§ **THE TASK**
Could you return every line of the records below, character for character and with nothing changed?

--- INPUT MATERIAL ---

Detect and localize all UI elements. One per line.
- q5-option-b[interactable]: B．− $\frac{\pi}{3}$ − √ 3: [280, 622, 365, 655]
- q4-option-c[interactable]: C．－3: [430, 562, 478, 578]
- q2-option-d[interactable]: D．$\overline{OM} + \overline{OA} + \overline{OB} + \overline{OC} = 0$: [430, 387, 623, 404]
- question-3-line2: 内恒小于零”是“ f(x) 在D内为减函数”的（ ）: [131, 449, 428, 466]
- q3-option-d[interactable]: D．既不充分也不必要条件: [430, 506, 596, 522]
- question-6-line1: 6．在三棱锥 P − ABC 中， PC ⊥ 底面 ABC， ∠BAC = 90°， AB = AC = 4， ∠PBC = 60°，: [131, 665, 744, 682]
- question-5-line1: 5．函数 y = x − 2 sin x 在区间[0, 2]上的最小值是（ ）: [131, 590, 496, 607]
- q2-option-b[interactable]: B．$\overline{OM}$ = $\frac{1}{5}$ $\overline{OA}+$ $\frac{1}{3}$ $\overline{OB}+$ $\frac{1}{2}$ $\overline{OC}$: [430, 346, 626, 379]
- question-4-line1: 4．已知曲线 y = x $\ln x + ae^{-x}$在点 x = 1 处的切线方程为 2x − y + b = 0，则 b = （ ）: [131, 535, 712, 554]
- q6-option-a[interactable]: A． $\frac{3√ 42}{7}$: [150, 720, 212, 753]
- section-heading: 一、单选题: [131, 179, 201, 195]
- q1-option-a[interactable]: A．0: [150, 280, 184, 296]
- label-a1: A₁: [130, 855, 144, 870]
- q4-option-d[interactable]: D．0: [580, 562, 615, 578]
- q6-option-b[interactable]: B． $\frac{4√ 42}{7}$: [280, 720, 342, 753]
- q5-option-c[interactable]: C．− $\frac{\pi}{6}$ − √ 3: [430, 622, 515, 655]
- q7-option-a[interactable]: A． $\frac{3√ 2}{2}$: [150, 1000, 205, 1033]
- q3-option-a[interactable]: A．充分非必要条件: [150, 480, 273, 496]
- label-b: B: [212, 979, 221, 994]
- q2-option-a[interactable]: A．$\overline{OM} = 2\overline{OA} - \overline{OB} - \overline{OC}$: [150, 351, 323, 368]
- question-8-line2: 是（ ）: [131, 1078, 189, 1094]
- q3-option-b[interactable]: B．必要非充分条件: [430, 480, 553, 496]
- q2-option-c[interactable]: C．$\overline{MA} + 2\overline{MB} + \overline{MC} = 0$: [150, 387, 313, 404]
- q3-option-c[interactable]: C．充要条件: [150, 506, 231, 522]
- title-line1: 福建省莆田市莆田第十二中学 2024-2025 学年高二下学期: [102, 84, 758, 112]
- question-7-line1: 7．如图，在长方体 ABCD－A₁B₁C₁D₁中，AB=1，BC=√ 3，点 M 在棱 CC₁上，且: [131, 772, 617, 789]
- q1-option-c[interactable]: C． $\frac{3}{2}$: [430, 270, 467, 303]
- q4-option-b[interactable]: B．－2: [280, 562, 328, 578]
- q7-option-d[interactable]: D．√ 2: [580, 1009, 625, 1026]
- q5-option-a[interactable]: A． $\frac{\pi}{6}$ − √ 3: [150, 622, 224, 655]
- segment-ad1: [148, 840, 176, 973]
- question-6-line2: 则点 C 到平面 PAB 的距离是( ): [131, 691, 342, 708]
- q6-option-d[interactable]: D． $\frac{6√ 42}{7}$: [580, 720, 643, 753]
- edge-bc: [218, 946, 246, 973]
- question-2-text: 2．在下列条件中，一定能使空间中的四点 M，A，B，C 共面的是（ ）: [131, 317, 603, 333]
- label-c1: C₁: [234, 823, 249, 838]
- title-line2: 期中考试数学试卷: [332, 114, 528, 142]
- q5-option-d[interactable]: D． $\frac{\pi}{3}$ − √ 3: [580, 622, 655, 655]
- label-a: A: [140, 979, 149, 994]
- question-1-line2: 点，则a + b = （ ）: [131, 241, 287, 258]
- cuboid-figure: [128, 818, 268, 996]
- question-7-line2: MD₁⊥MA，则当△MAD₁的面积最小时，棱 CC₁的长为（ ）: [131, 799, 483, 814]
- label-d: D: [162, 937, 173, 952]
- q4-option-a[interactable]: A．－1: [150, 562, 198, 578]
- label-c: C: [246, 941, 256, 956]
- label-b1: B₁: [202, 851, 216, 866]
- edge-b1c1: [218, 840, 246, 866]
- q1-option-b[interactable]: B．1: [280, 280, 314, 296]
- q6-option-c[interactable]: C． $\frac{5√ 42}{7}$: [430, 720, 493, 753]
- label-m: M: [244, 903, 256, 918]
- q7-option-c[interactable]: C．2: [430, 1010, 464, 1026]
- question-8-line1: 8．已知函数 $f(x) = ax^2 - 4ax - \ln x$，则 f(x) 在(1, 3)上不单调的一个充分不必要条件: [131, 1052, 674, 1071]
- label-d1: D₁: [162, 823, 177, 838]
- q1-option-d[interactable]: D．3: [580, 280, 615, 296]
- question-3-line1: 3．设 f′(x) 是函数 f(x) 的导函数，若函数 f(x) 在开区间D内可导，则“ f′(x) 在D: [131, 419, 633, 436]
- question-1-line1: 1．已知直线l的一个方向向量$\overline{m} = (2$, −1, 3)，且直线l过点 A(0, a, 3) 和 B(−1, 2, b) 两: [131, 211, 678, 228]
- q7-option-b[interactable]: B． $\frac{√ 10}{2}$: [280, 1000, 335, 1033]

---

§ **REPLY**
Detect and localize all UI elements. One per line.
- q5-option-b[interactable]: B．− $\frac{\pi}{3}$ − √ 3: [280, 622, 365, 655]
- q4-option-c[interactable]: C．－3: [430, 562, 478, 578]
- q2-option-d[interactable]: D．$\overline{OM} + \overline{OA} + \overline{OB} + \overline{OC} = 0$: [430, 387, 623, 404]
- question-3-line2: 内恒小于零”是“ f(x) 在D内为减函数”的（ ）: [131, 449, 428, 466]
- q3-option-d[interactable]: D．既不充分也不必要条件: [430, 506, 596, 522]
- question-6-line1: 6．在三棱锥 P − ABC 中， PC ⊥ 底面 ABC， ∠BAC = 90°， AB = AC = 4， ∠PBC = 60°，: [131, 665, 744, 682]
- question-5-line1: 5．函数 y = x − 2 sin x 在区间[0, 2]上的最小值是（ ）: [131, 590, 496, 607]
- q2-option-b[interactable]: B．$\overline{OM}$ = $\frac{1}{5}$ $\overline{OA}+$ $\frac{1}{3}$ $\overline{OB}+$ $\frac{1}{2}$ $\overline{OC}$: [430, 346, 626, 379]
- question-4-line1: 4．已知曲线 y = x $\ln x + ae^{-x}$在点 x = 1 处的切线方程为 2x − y + b = 0，则 b = （ ）: [131, 535, 712, 554]
- q6-option-a[interactable]: A． $\frac{3√ 42}{7}$: [150, 720, 212, 753]
- section-heading: 一、单选题: [131, 179, 201, 195]
- q1-option-a[interactable]: A．0: [150, 280, 184, 296]
- label-a1: A₁: [130, 855, 144, 870]
- q4-option-d[interactable]: D．0: [580, 562, 615, 578]
- q6-option-b[interactable]: B． $\frac{4√ 42}{7}$: [280, 720, 342, 753]
- q5-option-c[interactable]: C．− $\frac{\pi}{6}$ − √ 3: [430, 622, 515, 655]
- q7-option-a[interactable]: A． $\frac{3√ 2}{2}$: [150, 1000, 205, 1033]
- q3-option-a[interactable]: A．充分非必要条件: [150, 480, 273, 496]
- label-b: B: [212, 979, 221, 994]
- q2-option-a[interactable]: A．$\overline{OM} = 2\overline{OA} - \overline{OB} - \overline{OC}$: [150, 351, 323, 368]
- question-8-line2: 是（ ）: [131, 1078, 189, 1094]
- q3-option-b[interactable]: B．必要非充分条件: [430, 480, 553, 496]
- q2-option-c[interactable]: C．$\overline{MA} + 2\overline{MB} + \overline{MC} = 0$: [150, 387, 313, 404]
- q3-option-c[interactable]: C．充要条件: [150, 506, 231, 522]
- title-line1: 福建省莆田市莆田第十二中学 2024-2025 学年高二下学期: [102, 84, 758, 112]
- question-7-line1: 7．如图，在长方体 ABCD－A₁B₁C₁D₁中，AB=1，BC=√ 3，点 M 在棱 CC₁上，且: [131, 772, 617, 789]
- q1-option-c[interactable]: C． $\frac{3}{2}$: [430, 270, 467, 303]
- q4-option-b[interactable]: B．－2: [280, 562, 328, 578]
- q7-option-d[interactable]: D．√ 2: [580, 1009, 625, 1026]
- q5-option-a[interactable]: A． $\frac{\pi}{6}$ − √ 3: [150, 622, 224, 655]
- segment-ad1: [148, 840, 176, 973]
- question-6-line2: 则点 C 到平面 PAB 的距离是( ): [131, 691, 342, 708]
- q6-option-d[interactable]: D． $\frac{6√ 42}{7}$: [580, 720, 643, 753]
- edge-bc: [218, 946, 246, 973]
- question-2-text: 2．在下列条件中，一定能使空间中的四点 M，A，B，C 共面的是（ ）: [131, 317, 603, 333]
- label-c1: C₁: [234, 823, 249, 838]
- title-line2: 期中考试数学试卷: [332, 114, 528, 142]
- q5-option-d[interactable]: D． $\frac{\pi}{3}$ − √ 3: [580, 622, 655, 655]
- label-a: A: [140, 979, 149, 994]
- question-1-line2: 点，则a + b = （ ）: [131, 241, 287, 258]
- cuboid-figure: [128, 818, 268, 996]
- question-7-line2: MD₁⊥MA，则当△MAD₁的面积最小时，棱 CC₁的长为（ ）: [131, 799, 483, 814]
- label-d: D: [162, 937, 173, 952]
- q4-option-a[interactable]: A．－1: [150, 562, 198, 578]
- label-c: C: [246, 941, 256, 956]
- label-b1: B₁: [202, 851, 216, 866]
- edge-b1c1: [218, 840, 246, 866]
- q1-option-b[interactable]: B．1: [280, 280, 314, 296]
- q6-option-c[interactable]: C． $\frac{5√ 42}{7}$: [430, 720, 493, 753]
- label-m: M: [244, 903, 256, 918]
- q7-option-c[interactable]: C．2: [430, 1010, 464, 1026]
- question-8-line1: 8．已知函数 $f(x) = ax^2 - 4ax - \ln x$，则 f(x) 在(1, 3)上不单调的一个充分不必要条件: [131, 1052, 674, 1071]
- label-d1: D₁: [162, 823, 177, 838]
- q1-option-d[interactable]: D．3: [580, 280, 615, 296]
- question-3-line1: 3．设 f′(x) 是函数 f(x) 的导函数，若函数 f(x) 在开区间D内可导，则“ f′(x) 在D: [131, 419, 633, 436]
- question-1-line1: 1．已知直线l的一个方向向量$\overline{m} = (2$, −1, 3)，且直线l过点 A(0, a, 3) 和 B(−1, 2, b) 两: [131, 211, 678, 228]
- q7-option-b[interactable]: B． $\frac{√ 10}{2}$: [280, 1000, 335, 1033]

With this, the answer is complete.